#### GIVEN EXERCISE:
Below are some records; repeat them all exactly, minus the pictures.

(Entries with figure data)

____________

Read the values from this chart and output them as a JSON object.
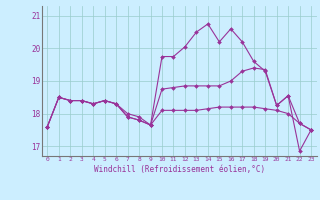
{
  "xlabel": "Windchill (Refroidissement éolien,°C)",
  "background_color": "#cceeff",
  "line_color": "#993399",
  "grid_color": "#99cccc",
  "hours": [
    0,
    1,
    2,
    3,
    4,
    5,
    6,
    7,
    8,
    9,
    10,
    11,
    12,
    13,
    14,
    15,
    16,
    17,
    18,
    19,
    20,
    21,
    22,
    23
  ],
  "series": {
    "s1": [
      17.6,
      18.5,
      18.4,
      18.4,
      18.3,
      18.4,
      18.3,
      17.9,
      17.8,
      17.65,
      19.75,
      19.75,
      20.05,
      20.5,
      20.75,
      20.2,
      20.6,
      20.2,
      19.6,
      19.3,
      18.25,
      18.55,
      16.85,
      17.5
    ],
    "s2": [
      17.6,
      18.5,
      18.4,
      18.4,
      18.3,
      18.4,
      18.3,
      17.9,
      17.8,
      17.65,
      18.75,
      18.8,
      18.85,
      18.85,
      18.85,
      18.85,
      19.0,
      19.3,
      19.4,
      19.35,
      18.25,
      18.55,
      17.7,
      17.5
    ],
    "s3": [
      17.6,
      18.5,
      18.4,
      18.4,
      18.3,
      18.4,
      18.3,
      18.0,
      17.9,
      17.65,
      18.1,
      18.1,
      18.1,
      18.1,
      18.15,
      18.2,
      18.2,
      18.2,
      18.2,
      18.15,
      18.1,
      18.0,
      17.7,
      17.5
    ]
  },
  "ylim": [
    16.7,
    21.3
  ],
  "yticks": [
    17,
    18,
    19,
    20,
    21
  ],
  "xticks": [
    0,
    1,
    2,
    3,
    4,
    5,
    6,
    7,
    8,
    9,
    10,
    11,
    12,
    13,
    14,
    15,
    16,
    17,
    18,
    19,
    20,
    21,
    22,
    23
  ]
}
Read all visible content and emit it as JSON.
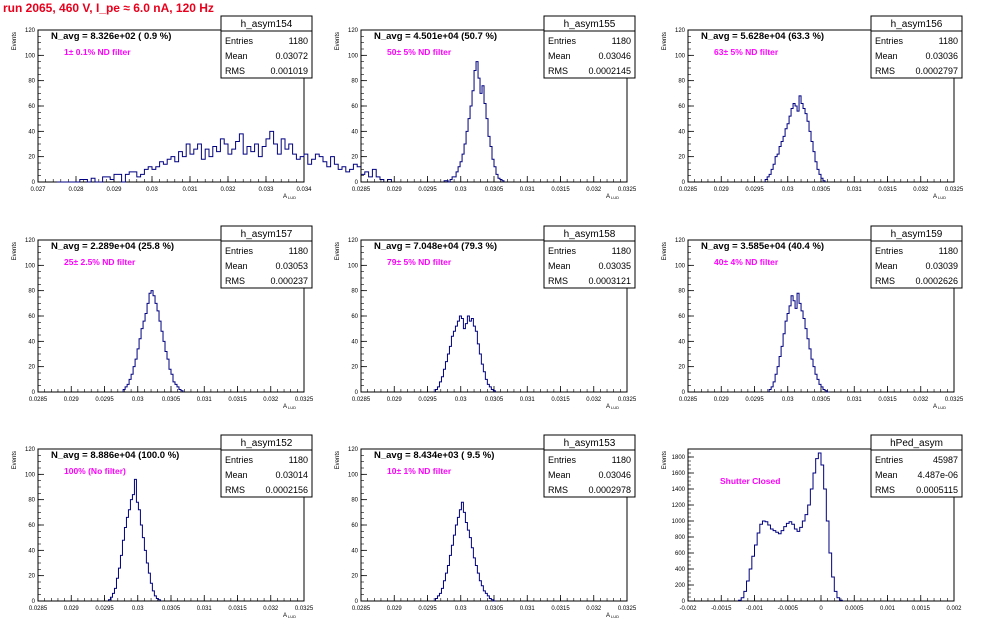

____________

#### RESULT FOR THIS TASK:
Read the values from this chart and output them as a JSON object.
{
  "xlabel": "Windchill (Refroidissement éolien,°C)",
  "background_color": "#cceeff",
  "line_color": "#993399",
  "grid_color": "#99cccc",
  "hours": [
    0,
    1,
    2,
    3,
    4,
    5,
    6,
    7,
    8,
    9,
    10,
    11,
    12,
    13,
    14,
    15,
    16,
    17,
    18,
    19,
    20,
    21,
    22,
    23
  ],
  "series": {
    "s1": [
      17.6,
      18.5,
      18.4,
      18.4,
      18.3,
      18.4,
      18.3,
      17.9,
      17.8,
      17.65,
      19.75,
      19.75,
      20.05,
      20.5,
      20.75,
      20.2,
      20.6,
      20.2,
      19.6,
      19.3,
      18.25,
      18.55,
      16.85,
      17.5
    ],
    "s2": [
      17.6,
      18.5,
      18.4,
      18.4,
      18.3,
      18.4,
      18.3,
      17.9,
      17.8,
      17.65,
      18.75,
      18.8,
      18.85,
      18.85,
      18.85,
      18.85,
      19.0,
      19.3,
      19.4,
      19.35,
      18.25,
      18.55,
      17.7,
      17.5
    ],
    "s3": [
      17.6,
      18.5,
      18.4,
      18.4,
      18.3,
      18.4,
      18.3,
      18.0,
      17.9,
      17.65,
      18.1,
      18.1,
      18.1,
      18.1,
      18.15,
      18.2,
      18.2,
      18.2,
      18.2,
      18.15,
      18.1,
      18.0,
      17.7,
      17.5
    ]
  },
  "ylim": [
    16.7,
    21.3
  ],
  "yticks": [
    17,
    18,
    19,
    20,
    21
  ],
  "xticks": [
    0,
    1,
    2,
    3,
    4,
    5,
    6,
    7,
    8,
    9,
    10,
    11,
    12,
    13,
    14,
    15,
    16,
    17,
    18,
    19,
    20,
    21,
    22,
    23
  ]
}
Read all visible content and emit it as JSON.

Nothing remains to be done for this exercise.